*** RECORDS FOR THIS EXERCISE

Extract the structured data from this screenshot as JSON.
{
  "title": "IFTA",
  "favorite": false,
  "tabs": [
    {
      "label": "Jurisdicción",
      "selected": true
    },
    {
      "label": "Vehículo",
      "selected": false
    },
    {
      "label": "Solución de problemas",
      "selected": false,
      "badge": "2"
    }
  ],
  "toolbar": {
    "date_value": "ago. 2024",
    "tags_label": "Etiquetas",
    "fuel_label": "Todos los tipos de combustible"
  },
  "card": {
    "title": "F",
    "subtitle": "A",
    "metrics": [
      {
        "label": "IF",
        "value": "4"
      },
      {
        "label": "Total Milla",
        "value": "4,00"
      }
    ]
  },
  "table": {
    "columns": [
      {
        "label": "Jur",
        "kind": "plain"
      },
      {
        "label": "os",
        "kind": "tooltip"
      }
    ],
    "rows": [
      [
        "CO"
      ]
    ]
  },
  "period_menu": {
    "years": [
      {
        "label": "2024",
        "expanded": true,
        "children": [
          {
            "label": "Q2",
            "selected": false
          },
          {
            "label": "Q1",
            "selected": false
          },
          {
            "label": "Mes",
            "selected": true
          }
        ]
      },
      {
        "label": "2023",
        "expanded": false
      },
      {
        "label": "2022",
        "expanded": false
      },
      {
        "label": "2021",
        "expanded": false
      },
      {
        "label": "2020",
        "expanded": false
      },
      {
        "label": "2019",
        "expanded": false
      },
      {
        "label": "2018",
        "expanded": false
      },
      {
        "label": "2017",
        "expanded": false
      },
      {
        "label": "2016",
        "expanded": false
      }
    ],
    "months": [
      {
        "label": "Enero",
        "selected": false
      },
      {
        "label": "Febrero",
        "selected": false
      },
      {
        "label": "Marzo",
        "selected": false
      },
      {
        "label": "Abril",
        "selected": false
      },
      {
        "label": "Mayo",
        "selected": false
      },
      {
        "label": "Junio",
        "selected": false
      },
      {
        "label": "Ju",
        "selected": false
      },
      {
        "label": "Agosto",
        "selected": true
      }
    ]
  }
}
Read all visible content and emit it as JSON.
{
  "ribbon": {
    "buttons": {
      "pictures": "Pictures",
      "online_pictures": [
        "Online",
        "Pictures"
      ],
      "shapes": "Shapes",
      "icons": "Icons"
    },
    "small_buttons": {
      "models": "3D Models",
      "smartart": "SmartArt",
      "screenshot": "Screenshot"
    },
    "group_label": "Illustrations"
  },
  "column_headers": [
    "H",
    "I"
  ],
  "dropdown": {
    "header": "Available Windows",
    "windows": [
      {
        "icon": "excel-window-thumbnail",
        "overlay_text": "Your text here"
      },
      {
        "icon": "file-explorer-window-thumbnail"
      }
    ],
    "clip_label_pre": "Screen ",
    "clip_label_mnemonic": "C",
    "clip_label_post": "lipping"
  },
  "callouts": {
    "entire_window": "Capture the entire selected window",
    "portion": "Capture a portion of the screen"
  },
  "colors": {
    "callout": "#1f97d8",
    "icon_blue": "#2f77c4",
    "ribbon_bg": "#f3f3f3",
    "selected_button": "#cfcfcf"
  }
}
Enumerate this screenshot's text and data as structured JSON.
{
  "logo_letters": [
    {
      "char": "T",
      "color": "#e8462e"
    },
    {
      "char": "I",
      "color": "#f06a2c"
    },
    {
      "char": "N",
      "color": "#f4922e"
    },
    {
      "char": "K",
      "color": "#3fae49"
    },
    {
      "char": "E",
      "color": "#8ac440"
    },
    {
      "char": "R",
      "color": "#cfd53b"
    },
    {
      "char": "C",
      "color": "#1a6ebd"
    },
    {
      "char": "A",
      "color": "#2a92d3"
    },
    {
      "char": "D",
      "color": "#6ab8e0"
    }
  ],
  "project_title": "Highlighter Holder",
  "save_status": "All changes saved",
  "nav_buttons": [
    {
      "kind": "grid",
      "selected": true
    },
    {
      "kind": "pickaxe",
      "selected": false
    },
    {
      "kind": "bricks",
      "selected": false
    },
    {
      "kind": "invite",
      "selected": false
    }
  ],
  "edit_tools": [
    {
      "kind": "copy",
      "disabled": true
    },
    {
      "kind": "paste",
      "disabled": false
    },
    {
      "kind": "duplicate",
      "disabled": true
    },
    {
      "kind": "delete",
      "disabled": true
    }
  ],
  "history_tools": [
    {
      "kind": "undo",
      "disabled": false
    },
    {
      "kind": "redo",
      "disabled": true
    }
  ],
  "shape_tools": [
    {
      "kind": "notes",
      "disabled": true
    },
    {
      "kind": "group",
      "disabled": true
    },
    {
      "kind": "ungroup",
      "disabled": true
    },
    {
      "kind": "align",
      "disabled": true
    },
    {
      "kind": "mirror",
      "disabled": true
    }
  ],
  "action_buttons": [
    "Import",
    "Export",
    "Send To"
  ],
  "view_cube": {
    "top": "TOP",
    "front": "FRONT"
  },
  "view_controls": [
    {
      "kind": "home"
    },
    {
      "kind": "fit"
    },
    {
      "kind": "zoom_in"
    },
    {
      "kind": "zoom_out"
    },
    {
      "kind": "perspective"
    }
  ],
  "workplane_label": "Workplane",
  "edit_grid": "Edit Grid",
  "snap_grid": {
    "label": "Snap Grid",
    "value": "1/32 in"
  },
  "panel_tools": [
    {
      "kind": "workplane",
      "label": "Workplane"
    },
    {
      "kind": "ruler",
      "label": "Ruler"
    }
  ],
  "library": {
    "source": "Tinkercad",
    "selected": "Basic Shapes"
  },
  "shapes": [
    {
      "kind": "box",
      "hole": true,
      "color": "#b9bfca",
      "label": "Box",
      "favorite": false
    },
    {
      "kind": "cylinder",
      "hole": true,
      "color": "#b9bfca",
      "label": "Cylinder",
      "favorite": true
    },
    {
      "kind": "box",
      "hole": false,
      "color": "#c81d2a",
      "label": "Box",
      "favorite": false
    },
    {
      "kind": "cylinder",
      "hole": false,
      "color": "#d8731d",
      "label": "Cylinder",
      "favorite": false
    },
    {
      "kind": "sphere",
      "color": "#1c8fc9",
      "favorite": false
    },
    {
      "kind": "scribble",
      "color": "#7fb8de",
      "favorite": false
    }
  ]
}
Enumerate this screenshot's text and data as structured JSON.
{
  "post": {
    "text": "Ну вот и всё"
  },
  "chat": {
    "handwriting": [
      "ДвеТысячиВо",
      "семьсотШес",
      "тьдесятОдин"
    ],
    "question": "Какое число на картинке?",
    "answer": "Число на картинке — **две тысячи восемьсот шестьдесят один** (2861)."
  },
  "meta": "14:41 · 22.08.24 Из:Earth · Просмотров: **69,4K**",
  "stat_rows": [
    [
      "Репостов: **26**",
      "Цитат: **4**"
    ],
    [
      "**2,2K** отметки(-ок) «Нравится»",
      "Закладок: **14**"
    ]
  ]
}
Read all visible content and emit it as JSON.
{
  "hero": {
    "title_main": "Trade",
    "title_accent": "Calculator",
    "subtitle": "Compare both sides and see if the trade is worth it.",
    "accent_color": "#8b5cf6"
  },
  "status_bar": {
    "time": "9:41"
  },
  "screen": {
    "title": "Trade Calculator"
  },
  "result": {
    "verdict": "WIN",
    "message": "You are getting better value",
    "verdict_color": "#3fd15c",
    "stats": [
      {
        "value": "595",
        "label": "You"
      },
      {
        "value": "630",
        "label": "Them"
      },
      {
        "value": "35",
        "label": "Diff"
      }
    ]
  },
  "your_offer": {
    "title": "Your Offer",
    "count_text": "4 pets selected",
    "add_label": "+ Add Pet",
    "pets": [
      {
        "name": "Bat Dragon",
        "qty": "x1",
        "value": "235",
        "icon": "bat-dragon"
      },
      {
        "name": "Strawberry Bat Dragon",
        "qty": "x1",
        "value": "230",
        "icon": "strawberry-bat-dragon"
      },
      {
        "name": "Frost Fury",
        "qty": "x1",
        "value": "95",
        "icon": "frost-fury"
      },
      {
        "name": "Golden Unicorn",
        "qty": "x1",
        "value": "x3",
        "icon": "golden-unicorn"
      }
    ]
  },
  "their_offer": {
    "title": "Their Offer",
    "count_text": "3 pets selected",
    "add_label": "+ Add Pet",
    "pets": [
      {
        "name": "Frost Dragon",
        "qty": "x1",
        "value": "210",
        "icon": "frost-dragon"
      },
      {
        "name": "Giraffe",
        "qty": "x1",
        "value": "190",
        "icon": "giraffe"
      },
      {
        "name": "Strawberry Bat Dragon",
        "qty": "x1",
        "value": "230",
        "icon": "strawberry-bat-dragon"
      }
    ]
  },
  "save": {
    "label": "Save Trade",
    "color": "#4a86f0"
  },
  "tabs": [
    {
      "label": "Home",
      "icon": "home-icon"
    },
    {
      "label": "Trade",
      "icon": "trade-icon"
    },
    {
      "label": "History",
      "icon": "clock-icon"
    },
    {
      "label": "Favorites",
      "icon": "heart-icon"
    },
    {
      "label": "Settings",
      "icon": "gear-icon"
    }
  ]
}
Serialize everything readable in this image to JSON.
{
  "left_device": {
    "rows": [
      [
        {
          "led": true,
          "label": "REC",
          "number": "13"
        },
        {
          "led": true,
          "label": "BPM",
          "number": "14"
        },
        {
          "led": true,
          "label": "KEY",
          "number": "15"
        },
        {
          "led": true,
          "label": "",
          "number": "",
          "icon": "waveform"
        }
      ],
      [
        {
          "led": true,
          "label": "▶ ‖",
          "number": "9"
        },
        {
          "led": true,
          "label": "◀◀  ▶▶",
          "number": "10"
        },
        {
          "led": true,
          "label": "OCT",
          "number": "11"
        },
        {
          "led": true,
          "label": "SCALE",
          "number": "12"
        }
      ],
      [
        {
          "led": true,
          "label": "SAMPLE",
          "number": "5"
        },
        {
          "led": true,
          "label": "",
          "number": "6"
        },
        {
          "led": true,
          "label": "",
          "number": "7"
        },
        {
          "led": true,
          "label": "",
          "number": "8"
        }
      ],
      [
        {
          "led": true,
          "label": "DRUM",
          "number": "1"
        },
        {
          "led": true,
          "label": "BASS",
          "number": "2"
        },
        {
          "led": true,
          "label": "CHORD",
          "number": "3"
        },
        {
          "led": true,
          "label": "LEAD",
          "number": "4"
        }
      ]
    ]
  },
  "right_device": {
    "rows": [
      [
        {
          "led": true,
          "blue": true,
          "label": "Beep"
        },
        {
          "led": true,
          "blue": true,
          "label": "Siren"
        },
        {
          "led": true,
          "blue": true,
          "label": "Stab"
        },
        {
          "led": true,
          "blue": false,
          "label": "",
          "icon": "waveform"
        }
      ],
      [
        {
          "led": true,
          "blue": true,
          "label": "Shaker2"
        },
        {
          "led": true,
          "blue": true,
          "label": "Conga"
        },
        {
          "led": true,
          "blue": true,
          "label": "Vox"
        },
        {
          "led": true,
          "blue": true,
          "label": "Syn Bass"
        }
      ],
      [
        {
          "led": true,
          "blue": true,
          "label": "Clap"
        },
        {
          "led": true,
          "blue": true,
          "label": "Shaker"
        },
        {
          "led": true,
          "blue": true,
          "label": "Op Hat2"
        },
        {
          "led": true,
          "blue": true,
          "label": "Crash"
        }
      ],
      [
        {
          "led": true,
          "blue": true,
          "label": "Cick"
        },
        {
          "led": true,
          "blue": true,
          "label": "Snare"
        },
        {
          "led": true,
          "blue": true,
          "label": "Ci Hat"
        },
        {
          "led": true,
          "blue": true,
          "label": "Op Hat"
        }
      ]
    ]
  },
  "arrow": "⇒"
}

******

» TASK GOAL: Pull every line containing "Calculator" out of the data above.

» TASK ANSWER:
    "title_accent": "Calculator",
    "title": "Trade Calculator"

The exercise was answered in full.